Saved entries
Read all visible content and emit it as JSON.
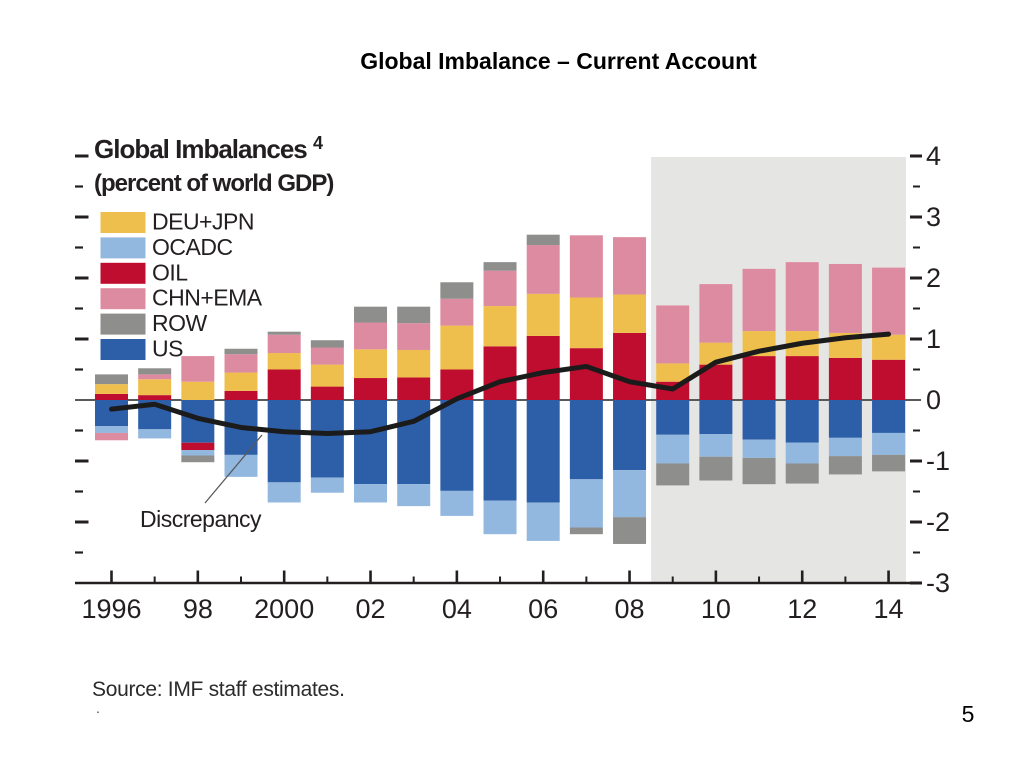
{
  "page": {
    "title": "Global Imbalance – Current Account",
    "source": "Source: IMF staff estimates.",
    "footnote_mark": ".",
    "page_number": "5"
  },
  "chart": {
    "title": "Global Imbalances",
    "title_superscript": "4",
    "subtitle": "(percent of world GDP)",
    "annotation_label": "Discrepancy"
  },
  "chart_data": {
    "type": "bar",
    "stacked": true,
    "title": "Global Imbalances (percent of world GDP)",
    "xlabel": "",
    "ylabel": "percent of world GDP",
    "x": [
      1996,
      1997,
      1998,
      1999,
      2000,
      2001,
      2002,
      2003,
      2004,
      2005,
      2006,
      2007,
      2008,
      2009,
      2010,
      2011,
      2012,
      2013,
      2014
    ],
    "x_tick_labels": {
      "1996": "1996",
      "1998": "98",
      "2000": "2000",
      "2002": "02",
      "2004": "04",
      "2006": "06",
      "2008": "08",
      "2010": "10",
      "2012": "12",
      "2014": "14"
    },
    "ylim": [
      -3,
      4
    ],
    "y_major_ticks": [
      -3,
      -2,
      -1,
      0,
      1,
      2,
      3,
      4
    ],
    "y_minor_step": 0.5,
    "grid": false,
    "legend_position": "top-left",
    "projection_region": {
      "start_x": 2008.5,
      "end_x": 2014.5,
      "color": "#E5E5E4"
    },
    "stack_order_positive": [
      "OIL",
      "DEU+JPN",
      "CHN+EMA",
      "ROW"
    ],
    "stack_order_negative": [
      "US",
      "OIL",
      "OCADC",
      "ROW",
      "CHN+EMA"
    ],
    "series": [
      {
        "name": "DEU+JPN",
        "color": "#EFBF4D",
        "values": [
          0.16,
          0.26,
          0.3,
          0.3,
          0.27,
          0.36,
          0.47,
          0.45,
          0.72,
          0.66,
          0.69,
          0.83,
          0.63,
          0.3,
          0.36,
          0.41,
          0.41,
          0.41,
          0.41
        ]
      },
      {
        "name": "OCADC",
        "color": "#93B8DF",
        "values": [
          -0.11,
          -0.15,
          -0.09,
          -0.36,
          -0.33,
          -0.25,
          -0.3,
          -0.36,
          -0.41,
          -0.55,
          -0.63,
          -0.79,
          -0.77,
          -0.47,
          -0.37,
          -0.3,
          -0.34,
          -0.3,
          -0.36
        ]
      },
      {
        "name": "OIL",
        "color": "#BE0D2F",
        "values": [
          0.1,
          0.08,
          -0.12,
          0.15,
          0.5,
          0.22,
          0.36,
          0.37,
          0.5,
          0.88,
          1.05,
          0.85,
          1.1,
          0.3,
          0.58,
          0.72,
          0.72,
          0.69,
          0.66
        ]
      },
      {
        "name": "CHN+EMA",
        "color": "#DD8BA0",
        "values": [
          -0.12,
          0.08,
          0.42,
          0.3,
          0.3,
          0.28,
          0.44,
          0.44,
          0.44,
          0.58,
          0.8,
          1.02,
          0.94,
          0.95,
          0.96,
          1.02,
          1.13,
          1.13,
          1.1
        ]
      },
      {
        "name": "ROW",
        "color": "#8E8E8C",
        "values": [
          0.16,
          0.1,
          -0.11,
          0.09,
          0.05,
          0.12,
          0.26,
          0.27,
          0.27,
          0.14,
          0.17,
          -0.11,
          -0.44,
          -0.36,
          -0.39,
          -0.43,
          -0.33,
          -0.3,
          -0.27
        ]
      },
      {
        "name": "US",
        "color": "#2D5FA9",
        "values": [
          -0.43,
          -0.48,
          -0.7,
          -0.9,
          -1.35,
          -1.27,
          -1.38,
          -1.38,
          -1.49,
          -1.65,
          -1.68,
          -1.3,
          -1.15,
          -0.57,
          -0.56,
          -0.65,
          -0.7,
          -0.62,
          -0.54
        ]
      }
    ],
    "line_series": {
      "name": "Discrepancy",
      "color": "#1B1B1B",
      "values": [
        -0.15,
        -0.07,
        -0.3,
        -0.45,
        -0.52,
        -0.55,
        -0.52,
        -0.35,
        0.02,
        0.3,
        0.45,
        0.55,
        0.3,
        0.18,
        0.62,
        0.8,
        0.93,
        1.02,
        1.08
      ]
    }
  }
}
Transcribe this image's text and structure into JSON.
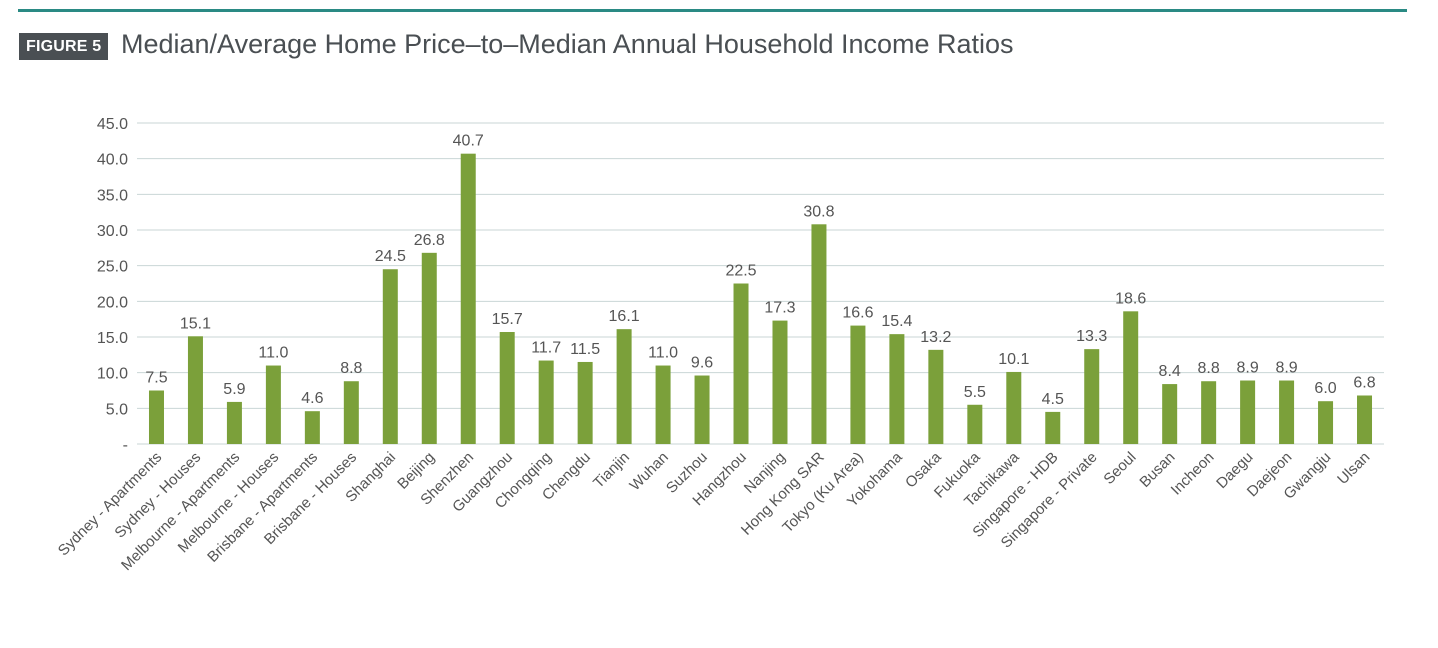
{
  "header": {
    "figure_label": "FIGURE 5",
    "title": "Median/Average Home Price–to–Median Annual Household Income Ratios"
  },
  "colors": {
    "bar": "#7ba03a",
    "rule": "#2a8a84",
    "badge": "#4a4f53",
    "grid": "#c9d6d6",
    "text": "#555555"
  },
  "chart_data": {
    "type": "bar",
    "title": "Median/Average Home Price–to–Median Annual Household Income Ratios",
    "xlabel": "",
    "ylabel": "",
    "ylim": [
      0,
      45
    ],
    "grid": true,
    "legend": "none",
    "y_ticks": [
      0,
      5,
      10,
      15,
      20,
      25,
      30,
      35,
      40,
      45
    ],
    "y_tick_labels": [
      "-",
      "5.0",
      "10.0",
      "15.0",
      "20.0",
      "25.0",
      "30.0",
      "35.0",
      "40.0",
      "45.0"
    ],
    "categories": [
      "Sydney - Apartments",
      "Sydney - Houses",
      "Melbourne - Apartments",
      "Melbourne - Houses",
      "Brisbane - Apartments",
      "Brisbane - Houses",
      "Shanghai",
      "Beijing",
      "Shenzhen",
      "Guangzhou",
      "Chongqing",
      "Chengdu",
      "Tianjin",
      "Wuhan",
      "Suzhou",
      "Hangzhou",
      "Nanjing",
      "Hong Kong SAR",
      "Tokyo (Ku Area)",
      "Yokohama",
      "Osaka",
      "Fukuoka",
      "Tachikawa",
      "Singapore - HDB",
      "Singapore - Private",
      "Seoul",
      "Busan",
      "Incheon",
      "Daegu",
      "Daejeon",
      "Gwangju",
      "Ulsan"
    ],
    "values": [
      7.5,
      15.1,
      5.9,
      11.0,
      4.6,
      8.8,
      24.5,
      26.8,
      40.7,
      15.7,
      11.7,
      11.5,
      16.1,
      11.0,
      9.6,
      22.5,
      17.3,
      30.8,
      16.6,
      15.4,
      13.2,
      5.5,
      10.1,
      4.5,
      13.3,
      18.6,
      8.4,
      8.8,
      8.9,
      8.9,
      6.0,
      6.8
    ],
    "data_labels": [
      "7.5",
      "15.1",
      "5.9",
      "11.0",
      "4.6",
      "8.8",
      "24.5",
      "26.8",
      "40.7",
      "15.7",
      "11.7",
      "11.5",
      "16.1",
      "11.0",
      "9.6",
      "22.5",
      "17.3",
      "30.8",
      "16.6",
      "15.4",
      "13.2",
      "5.5",
      "10.1",
      "4.5",
      "13.3",
      "18.6",
      "8.4",
      "8.8",
      "8.9",
      "8.9",
      "6.0",
      "6.8"
    ]
  }
}
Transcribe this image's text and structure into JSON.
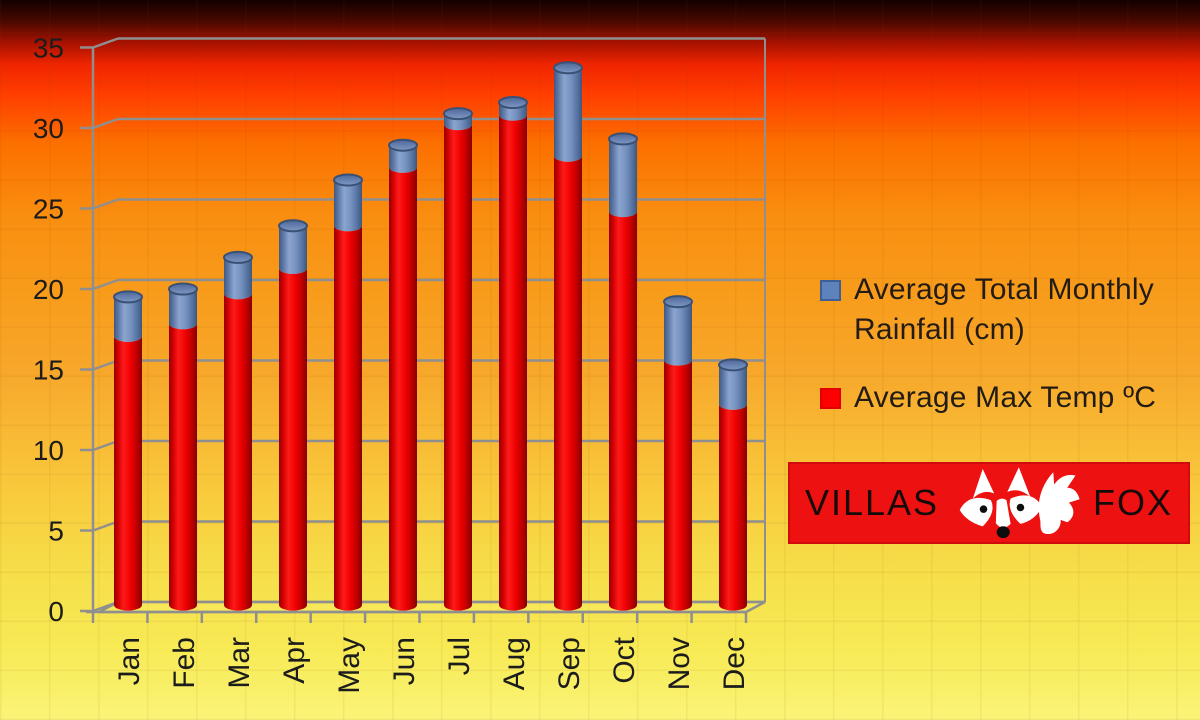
{
  "slide": {
    "kind": "presentation-chart-slide"
  },
  "chart_data": {
    "type": "bar",
    "subtype": "3d-cylinder-stacked",
    "title": "",
    "xlabel": "",
    "ylabel": "",
    "categories": [
      "Jan",
      "Feb",
      "Mar",
      "Apr",
      "May",
      "Jun",
      "Jul",
      "Aug",
      "Sep",
      "Oct",
      "Nov",
      "Dec"
    ],
    "series": [
      {
        "name": "Average Max Temp ºC",
        "color": "#ee0000",
        "values": [
          17.0,
          17.8,
          19.7,
          21.3,
          24.0,
          27.7,
          30.4,
          31.0,
          28.4,
          24.9,
          15.5,
          12.7
        ]
      },
      {
        "name": "Average Total Monthly Rainfall (cm)",
        "color": "#6c8ec0",
        "values": [
          2.5,
          2.2,
          2.3,
          2.7,
          2.9,
          1.4,
          0.7,
          0.8,
          5.6,
          4.6,
          3.7,
          2.5
        ]
      }
    ],
    "stacked": true,
    "ylim": [
      0,
      35
    ],
    "y_ticks": [
      0,
      5,
      10,
      15,
      20,
      25,
      30,
      35
    ],
    "grid": true,
    "legend_position": "right"
  },
  "legend": {
    "items": [
      {
        "label": "Average Total Monthly Rainfall (cm)",
        "swatch_fill": "#5e82bc",
        "swatch_border": "#3d5e96"
      },
      {
        "label": "Average Max Temp ºC",
        "swatch_fill": "#ff0000",
        "swatch_border": "#e00000"
      }
    ]
  },
  "logo": {
    "text_left": "VILLAS",
    "text_right": "FOX",
    "background": "#ee1111",
    "fox_color": "#ffffff"
  },
  "colors": {
    "grid_line": "#8f8f8f",
    "axis_text": "#1c1c1c",
    "temp_bar": "#ee0000",
    "rain_bar": "#6c8ec0"
  }
}
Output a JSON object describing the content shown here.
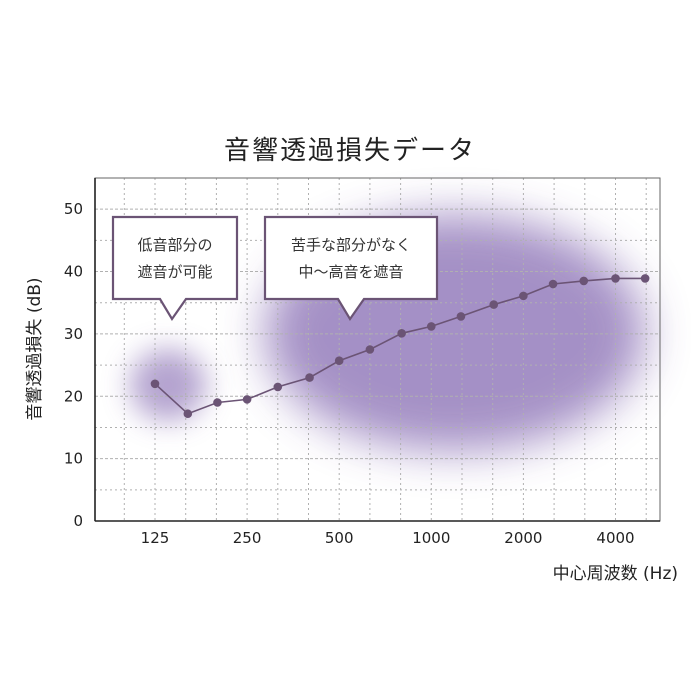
{
  "chart_data": {
    "type": "line",
    "title": "音響透過損失データ",
    "xlabel": "中心周波数 (Hz)",
    "ylabel": "音響透過損失 (dB)",
    "ylim": [
      0,
      55
    ],
    "yticks": [
      0,
      10,
      20,
      30,
      40,
      50
    ],
    "xtick_labels": [
      "125",
      "250",
      "500",
      "1000",
      "2000",
      "4000"
    ],
    "grid": true,
    "series": [
      {
        "x": [
          125,
          160,
          200,
          250,
          315,
          400,
          500,
          630,
          800,
          1000,
          1250,
          1600,
          2000,
          2500,
          3150,
          4000,
          5000
        ],
        "y": [
          22,
          17.2,
          19,
          19.5,
          21.5,
          23,
          25.7,
          27.5,
          30.1,
          31.2,
          32.8,
          34.7,
          36.1,
          38,
          38.5,
          38.9,
          38.9
        ],
        "color": "#6b5475"
      }
    ],
    "annotations": [
      {
        "line1": "低音部分の",
        "line2": "遮音が可能"
      },
      {
        "line1": "苦手な部分がなく",
        "line2": "中〜高音を遮音"
      }
    ],
    "colors": {
      "highlight": "#9b85c0",
      "callout_border": "#6b5475",
      "grid": "#b0b0b0"
    }
  }
}
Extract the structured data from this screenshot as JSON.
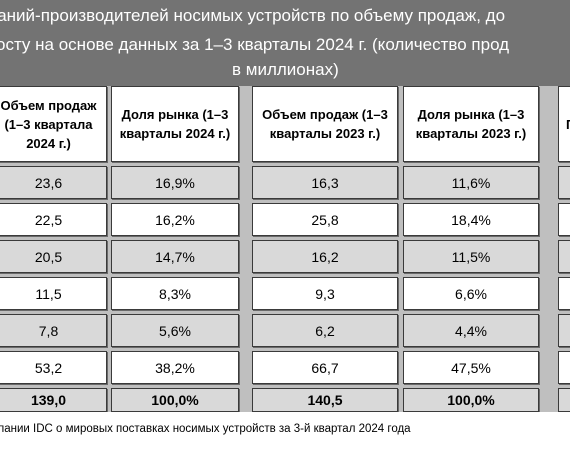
{
  "title": {
    "line1": "паний-производителей носимых устройств по объему продаж, до",
    "line2": "осту на основе данных за 1–3 кварталы 2024 г. (количество прод",
    "line3": "в миллионах)"
  },
  "columns": [
    "Объем продаж (1–3 кварталы 2024 г.)",
    "Доля рынка (1–3 кварталы 2024 г.)",
    "Объем продаж (1–3 кварталы 2023 г.)",
    "Доля рынка (1–3 кварталы 2023 г.)",
    "Г"
  ],
  "header_cells": {
    "c1": [
      "Объем продаж",
      "(1–3 квартала",
      "2024 г.)"
    ],
    "c2": [
      "Доля рынка (1–3",
      "кварталы 2024 г.)"
    ],
    "c3": [
      "Объем продаж (1–3",
      "кварталы 2023 г.)"
    ],
    "c4": [
      "Доля рынка (1–3",
      "кварталы 2023 г.)"
    ],
    "c5": "Г"
  },
  "rows": [
    {
      "sales_2024": "23,6",
      "share_2024": "16,9%",
      "sales_2023": "16,3",
      "share_2023": "11,6%"
    },
    {
      "sales_2024": "22,5",
      "share_2024": "16,2%",
      "sales_2023": "25,8",
      "share_2023": "18,4%"
    },
    {
      "sales_2024": "20,5",
      "share_2024": "14,7%",
      "sales_2023": "16,2",
      "share_2023": "11,5%"
    },
    {
      "sales_2024": "11,5",
      "share_2024": "8,3%",
      "sales_2023": "9,3",
      "share_2023": "6,6%"
    },
    {
      "sales_2024": "7,8",
      "share_2024": "5,6%",
      "sales_2023": "6,2",
      "share_2023": "4,4%"
    },
    {
      "sales_2024": "53,2",
      "share_2024": "38,2%",
      "sales_2023": "66,7",
      "share_2023": "47,5%"
    }
  ],
  "total": {
    "sales_2024": "139,0",
    "share_2024": "100,0%",
    "sales_2023": "140,5",
    "share_2023": "100,0%"
  },
  "footer": "пании IDC о мировых поставках носимых устройств за 3-й квартал 2024 года",
  "colors": {
    "title_bg": "#737373",
    "row_light": "#ffffff",
    "row_dark": "#d9d9d9",
    "grid_bg": "#bfbfbf"
  }
}
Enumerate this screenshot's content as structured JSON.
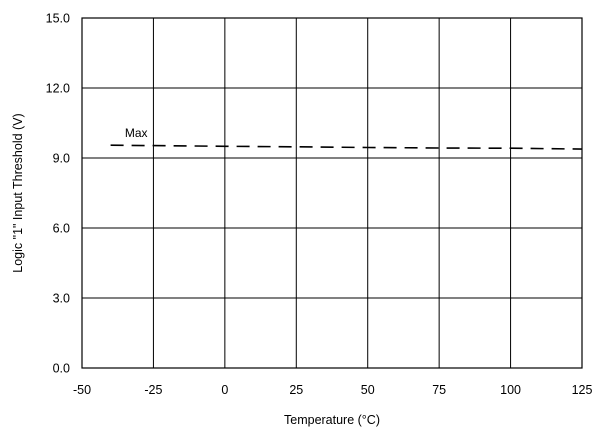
{
  "chart_data": {
    "type": "line",
    "title": "",
    "xlabel": "Temperature (°C)",
    "ylabel": "Logic \"1\" Input Threshold (V)",
    "xlim": [
      -50,
      125
    ],
    "ylim": [
      0,
      15
    ],
    "xticks": [
      -50,
      -25,
      0,
      25,
      50,
      75,
      100,
      125
    ],
    "yticks": [
      0,
      3,
      6,
      9,
      12,
      15
    ],
    "xtick_labels": [
      "-50",
      "-25",
      "0",
      "25",
      "50",
      "75",
      "100",
      "125"
    ],
    "ytick_labels": [
      "0.0",
      "3.0",
      "6.0",
      "9.0",
      "12.0",
      "15.0"
    ],
    "grid": true,
    "series": [
      {
        "name": "Max",
        "style": "dashed",
        "color": "#000000",
        "x": [
          -40,
          -25,
          0,
          25,
          50,
          75,
          100,
          125
        ],
        "y": [
          9.55,
          9.53,
          9.5,
          9.48,
          9.45,
          9.43,
          9.42,
          9.38
        ]
      }
    ],
    "annotations": [
      {
        "text": "Max",
        "x": -35,
        "y": 9.9
      }
    ]
  }
}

- **Instructions for the task**:
Show each line of the data that contains the string "Income".

- **Final result**:
    "title": "Median/Average Home Price–to–Median Annual Household Income Ratios"
    "title": "Median/Average Home Price–to–Median Annual Household Income Ratios",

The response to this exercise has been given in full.